# Records supplied start

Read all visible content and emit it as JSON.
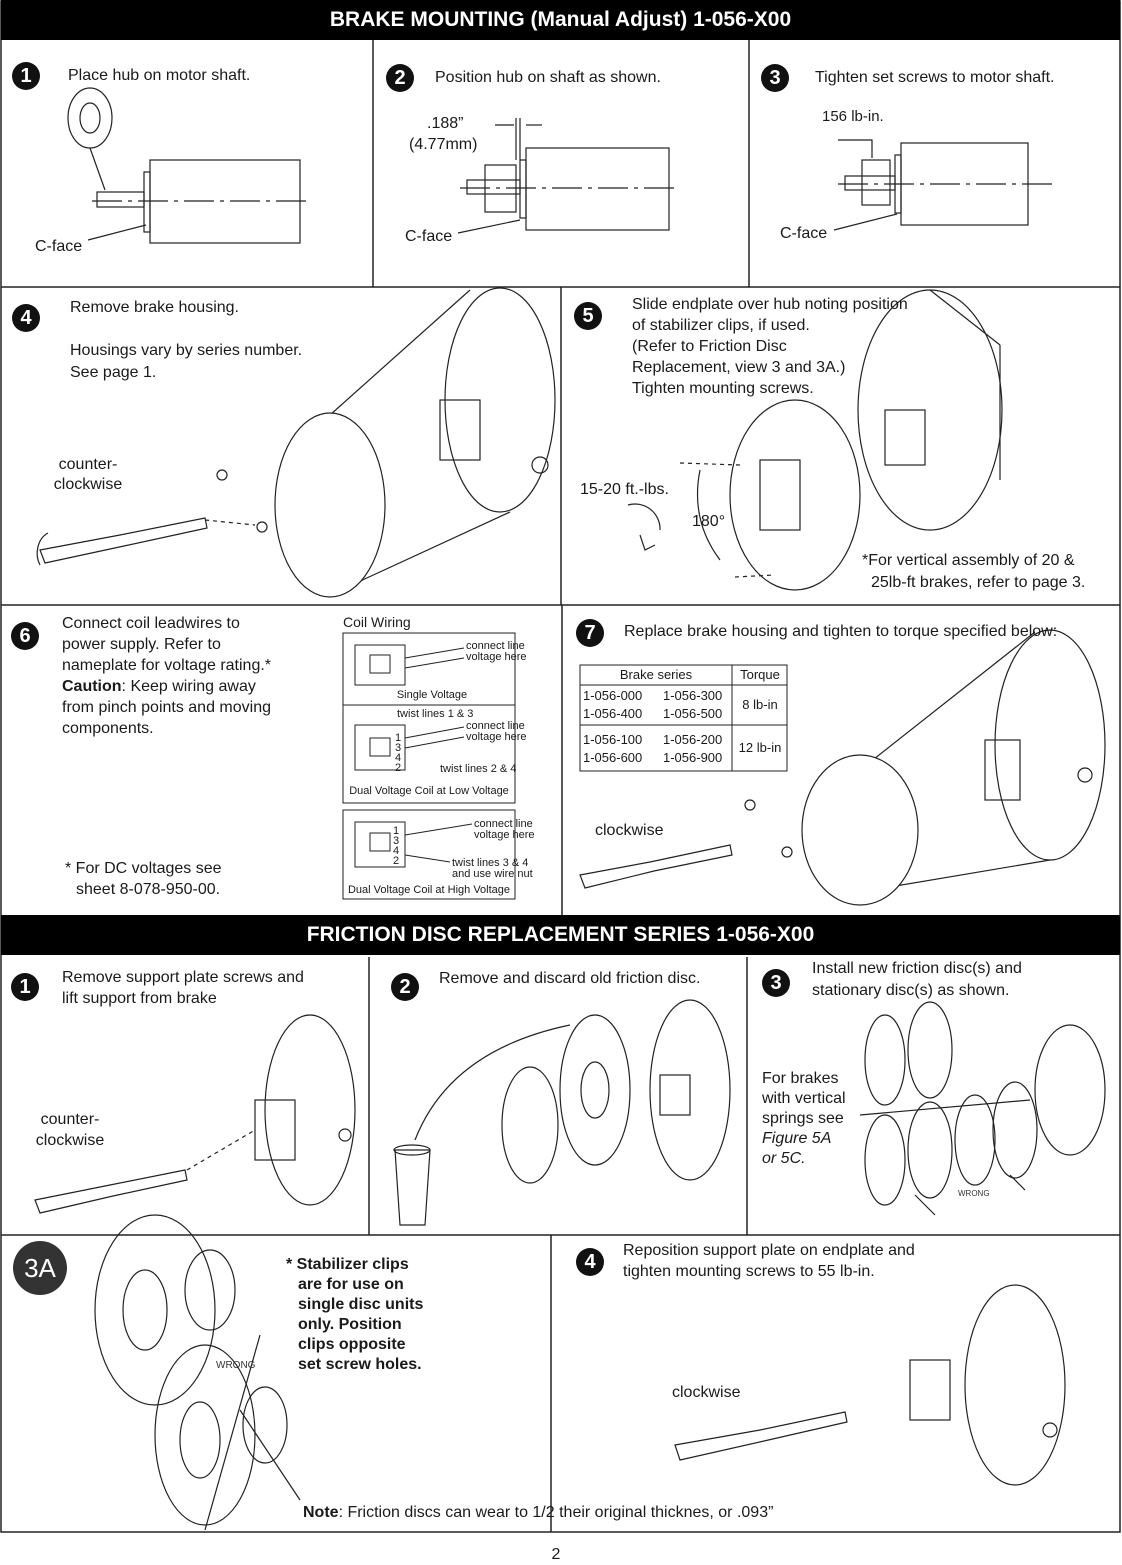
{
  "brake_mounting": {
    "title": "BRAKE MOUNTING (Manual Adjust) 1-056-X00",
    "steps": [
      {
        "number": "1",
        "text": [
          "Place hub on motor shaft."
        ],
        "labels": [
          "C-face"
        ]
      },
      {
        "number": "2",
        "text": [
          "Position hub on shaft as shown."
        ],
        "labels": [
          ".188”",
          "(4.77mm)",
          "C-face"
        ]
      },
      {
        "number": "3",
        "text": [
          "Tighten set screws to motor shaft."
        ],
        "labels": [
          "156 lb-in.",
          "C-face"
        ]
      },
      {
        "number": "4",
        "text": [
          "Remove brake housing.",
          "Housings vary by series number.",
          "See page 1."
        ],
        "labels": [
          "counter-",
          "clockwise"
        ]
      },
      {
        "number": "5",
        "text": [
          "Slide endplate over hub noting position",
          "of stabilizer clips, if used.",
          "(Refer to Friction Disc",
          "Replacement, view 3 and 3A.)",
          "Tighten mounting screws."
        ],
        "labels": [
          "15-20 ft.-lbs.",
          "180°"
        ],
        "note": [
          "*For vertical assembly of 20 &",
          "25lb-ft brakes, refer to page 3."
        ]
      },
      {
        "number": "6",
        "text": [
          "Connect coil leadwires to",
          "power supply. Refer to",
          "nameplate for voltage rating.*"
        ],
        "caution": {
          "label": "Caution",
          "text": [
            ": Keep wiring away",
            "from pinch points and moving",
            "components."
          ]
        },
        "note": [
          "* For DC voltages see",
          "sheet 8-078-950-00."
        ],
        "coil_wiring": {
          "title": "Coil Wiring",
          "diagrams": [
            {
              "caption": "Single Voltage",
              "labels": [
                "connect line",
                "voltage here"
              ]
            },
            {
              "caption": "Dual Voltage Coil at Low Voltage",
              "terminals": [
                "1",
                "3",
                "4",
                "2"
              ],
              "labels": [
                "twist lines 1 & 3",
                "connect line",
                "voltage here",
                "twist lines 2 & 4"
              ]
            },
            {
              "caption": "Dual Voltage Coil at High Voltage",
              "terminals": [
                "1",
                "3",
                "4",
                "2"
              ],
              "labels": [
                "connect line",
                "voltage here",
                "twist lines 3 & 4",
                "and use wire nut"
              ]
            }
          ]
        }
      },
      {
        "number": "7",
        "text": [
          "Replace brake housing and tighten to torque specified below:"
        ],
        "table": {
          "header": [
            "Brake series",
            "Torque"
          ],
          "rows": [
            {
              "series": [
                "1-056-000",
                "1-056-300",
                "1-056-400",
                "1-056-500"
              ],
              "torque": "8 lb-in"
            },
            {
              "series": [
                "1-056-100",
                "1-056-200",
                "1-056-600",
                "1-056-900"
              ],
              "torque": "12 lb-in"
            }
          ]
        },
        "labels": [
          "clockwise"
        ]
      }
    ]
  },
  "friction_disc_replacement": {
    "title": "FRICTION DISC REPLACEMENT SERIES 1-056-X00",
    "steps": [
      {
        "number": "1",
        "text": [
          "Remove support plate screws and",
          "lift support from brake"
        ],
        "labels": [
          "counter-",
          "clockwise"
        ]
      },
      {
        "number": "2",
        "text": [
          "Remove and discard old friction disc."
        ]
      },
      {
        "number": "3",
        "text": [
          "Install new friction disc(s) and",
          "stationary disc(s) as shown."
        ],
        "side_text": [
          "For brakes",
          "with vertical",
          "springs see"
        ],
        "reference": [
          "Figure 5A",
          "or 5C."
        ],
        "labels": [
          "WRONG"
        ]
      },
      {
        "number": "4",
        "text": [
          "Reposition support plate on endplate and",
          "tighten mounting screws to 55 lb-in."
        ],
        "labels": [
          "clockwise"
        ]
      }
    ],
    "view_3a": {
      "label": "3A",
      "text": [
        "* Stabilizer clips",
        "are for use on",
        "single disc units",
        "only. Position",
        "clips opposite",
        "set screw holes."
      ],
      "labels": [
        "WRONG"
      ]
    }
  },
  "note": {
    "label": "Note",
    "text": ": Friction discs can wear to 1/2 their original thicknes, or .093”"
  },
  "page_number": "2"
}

# Records supplied end
# Records supplied start

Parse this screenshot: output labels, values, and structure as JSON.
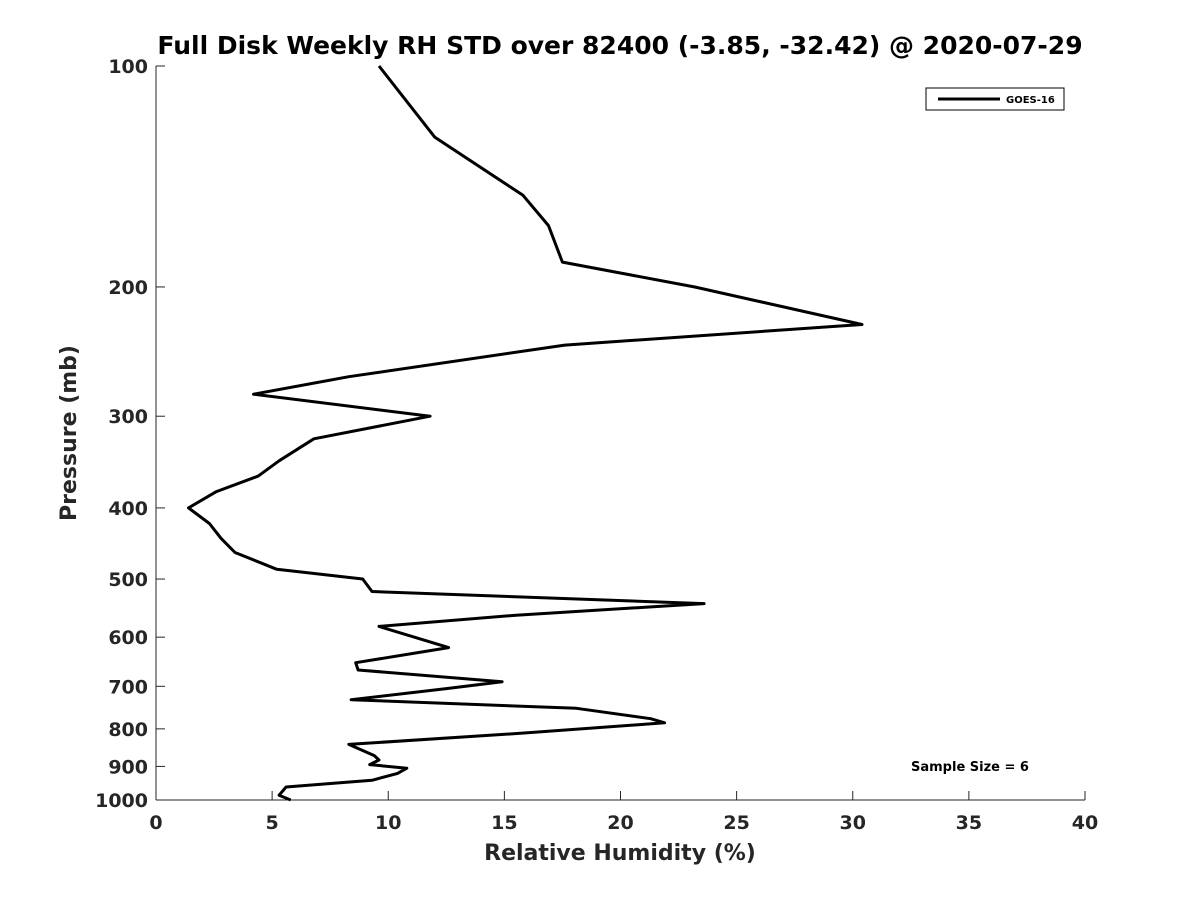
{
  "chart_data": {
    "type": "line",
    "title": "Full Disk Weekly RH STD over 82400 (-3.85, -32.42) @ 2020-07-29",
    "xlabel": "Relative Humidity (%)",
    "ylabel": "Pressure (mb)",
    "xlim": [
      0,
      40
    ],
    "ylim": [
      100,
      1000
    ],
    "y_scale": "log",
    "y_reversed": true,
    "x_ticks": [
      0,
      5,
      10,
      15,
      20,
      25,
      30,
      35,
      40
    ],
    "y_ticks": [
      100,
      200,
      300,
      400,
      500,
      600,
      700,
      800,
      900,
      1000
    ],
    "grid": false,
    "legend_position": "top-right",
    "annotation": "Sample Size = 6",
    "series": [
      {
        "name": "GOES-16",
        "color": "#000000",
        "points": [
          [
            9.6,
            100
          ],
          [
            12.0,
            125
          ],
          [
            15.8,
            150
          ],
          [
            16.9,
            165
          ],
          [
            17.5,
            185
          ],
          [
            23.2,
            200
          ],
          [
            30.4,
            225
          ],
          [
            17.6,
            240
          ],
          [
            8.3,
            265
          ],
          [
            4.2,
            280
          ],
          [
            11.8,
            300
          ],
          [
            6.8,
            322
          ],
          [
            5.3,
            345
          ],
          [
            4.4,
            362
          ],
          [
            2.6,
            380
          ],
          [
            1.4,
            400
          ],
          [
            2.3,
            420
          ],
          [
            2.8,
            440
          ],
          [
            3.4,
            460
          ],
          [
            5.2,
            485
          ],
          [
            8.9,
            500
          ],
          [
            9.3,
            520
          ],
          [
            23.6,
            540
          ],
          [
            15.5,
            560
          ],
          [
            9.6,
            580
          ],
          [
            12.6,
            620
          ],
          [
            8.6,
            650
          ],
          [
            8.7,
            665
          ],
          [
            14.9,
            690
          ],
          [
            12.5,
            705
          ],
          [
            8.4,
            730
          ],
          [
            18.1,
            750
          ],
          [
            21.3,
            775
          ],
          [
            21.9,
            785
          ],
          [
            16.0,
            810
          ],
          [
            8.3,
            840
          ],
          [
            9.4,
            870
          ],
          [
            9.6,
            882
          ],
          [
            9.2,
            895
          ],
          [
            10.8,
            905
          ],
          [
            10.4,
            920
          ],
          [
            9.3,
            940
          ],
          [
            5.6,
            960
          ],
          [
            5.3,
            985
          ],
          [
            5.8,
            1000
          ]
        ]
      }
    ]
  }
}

# Records supplied end

* **Problem details**
Copy each line above that contains the string "twist".

* **Reply**
                "twist lines 1 & 3",
                "twist lines 2 & 4"
                "twist lines 3 & 4",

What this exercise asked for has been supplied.